# EXTRACT TO READ
[start]

This account of the history of Richmond was written by William McElroy, during the summer of 1923, and given as an address on the occasion of the 100th anniversary of the building of St. John's Anglican Church in Richmond, Ontario.
The handwritten inscription on the back of this photo reads:
"Jack" and I in the buggy in the river down from old St. John's Church, Richmond. Church behind the elm tree.
Wm McE is William McElroy (grandson of Henry McElroy) and is my great grandfather. "Jack" refers to his horse. His son Harry (Victor Henry) was killed in action in WWI and received a Distinguished Flying Cross posthumously.
The Richmond Settlement
Before any civilized person ever came to live here, when all this and the surrounding country was a virgin forest of grand oaks, maples and elms, etc., the only inhabitants being the wandering Algonquin Indians, that which led up to its settlement was all planned and arranged for; and the suggestion of such plan was first made by no less a personage than the Great Iron Duke, Lord Wellington.

[end]

# REQUEST 1
Answer these questions from the Richmond account.
(a) During what season and year was the account written?
(b) Who or what does "Jack" refer to?
(c) Who first suggested the plan that led to the settlement?
# REQUEST 2
Reproduce the Richmond account starting at the words "The handwritten inscription" and ending after the words "Flying Cross posthumously.".
The material after this point comes from a different source than the Richmond account.

# DATA LISTING
[start]

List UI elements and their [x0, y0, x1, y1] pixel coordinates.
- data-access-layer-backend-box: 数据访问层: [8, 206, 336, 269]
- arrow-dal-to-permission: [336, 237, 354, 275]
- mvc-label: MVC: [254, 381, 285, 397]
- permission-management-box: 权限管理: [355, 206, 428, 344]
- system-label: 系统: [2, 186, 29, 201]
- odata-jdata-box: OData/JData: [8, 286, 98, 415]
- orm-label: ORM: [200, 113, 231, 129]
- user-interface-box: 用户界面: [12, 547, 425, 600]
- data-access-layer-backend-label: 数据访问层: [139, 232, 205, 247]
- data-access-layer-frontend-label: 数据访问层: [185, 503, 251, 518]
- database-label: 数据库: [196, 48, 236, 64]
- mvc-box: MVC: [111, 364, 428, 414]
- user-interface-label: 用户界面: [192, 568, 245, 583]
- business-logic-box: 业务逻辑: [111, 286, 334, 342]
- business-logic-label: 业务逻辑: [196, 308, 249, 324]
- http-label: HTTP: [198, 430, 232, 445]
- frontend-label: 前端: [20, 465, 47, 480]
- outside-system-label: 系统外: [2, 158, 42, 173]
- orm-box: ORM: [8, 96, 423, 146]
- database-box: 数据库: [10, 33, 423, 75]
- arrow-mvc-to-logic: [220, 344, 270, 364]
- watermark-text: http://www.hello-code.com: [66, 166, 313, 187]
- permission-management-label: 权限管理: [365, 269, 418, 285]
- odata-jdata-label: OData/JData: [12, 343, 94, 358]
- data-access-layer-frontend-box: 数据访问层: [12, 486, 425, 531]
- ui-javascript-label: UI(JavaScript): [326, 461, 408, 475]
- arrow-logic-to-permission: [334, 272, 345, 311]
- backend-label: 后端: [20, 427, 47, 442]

[end]

# REPLY 1
(a) The summer of 1923.
(b) William McElroy's horse.
(c) Lord Wellington, the Great Iron Duke.

# REPLY 2
The handwritten inscription on the back of this photo reads:
"Jack" and I in the buggy in the river down from old St. John's Church, Richmond. Church behind the elm tree.
Wm McE is William McElroy (grandson of Henry McElroy) and is my great grandfather. "Jack" refers to his horse. His son Harry (Victor Henry) was killed in action in WWI and received a Distinguished Flying Cross posthumously.